Given problem: Pull out every line of the listing below where "label" appears.

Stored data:
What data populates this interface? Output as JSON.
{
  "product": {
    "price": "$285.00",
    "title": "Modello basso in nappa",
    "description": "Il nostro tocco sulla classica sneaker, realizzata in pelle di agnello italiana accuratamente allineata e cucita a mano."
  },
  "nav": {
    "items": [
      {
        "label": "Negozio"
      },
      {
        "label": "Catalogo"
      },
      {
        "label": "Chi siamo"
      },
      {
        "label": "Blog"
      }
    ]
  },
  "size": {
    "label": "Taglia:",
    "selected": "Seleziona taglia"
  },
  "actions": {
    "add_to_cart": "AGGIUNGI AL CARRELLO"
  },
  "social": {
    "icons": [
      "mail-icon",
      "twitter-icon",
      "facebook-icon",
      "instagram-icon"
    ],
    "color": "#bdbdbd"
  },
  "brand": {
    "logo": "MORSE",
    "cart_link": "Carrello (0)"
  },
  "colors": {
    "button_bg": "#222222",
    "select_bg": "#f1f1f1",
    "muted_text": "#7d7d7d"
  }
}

Task result:
        "label": "Negozio"
        "label": "Catalogo"
        "label": "Chi siamo"
        "label": "Blog"
    "label": "Taglia:",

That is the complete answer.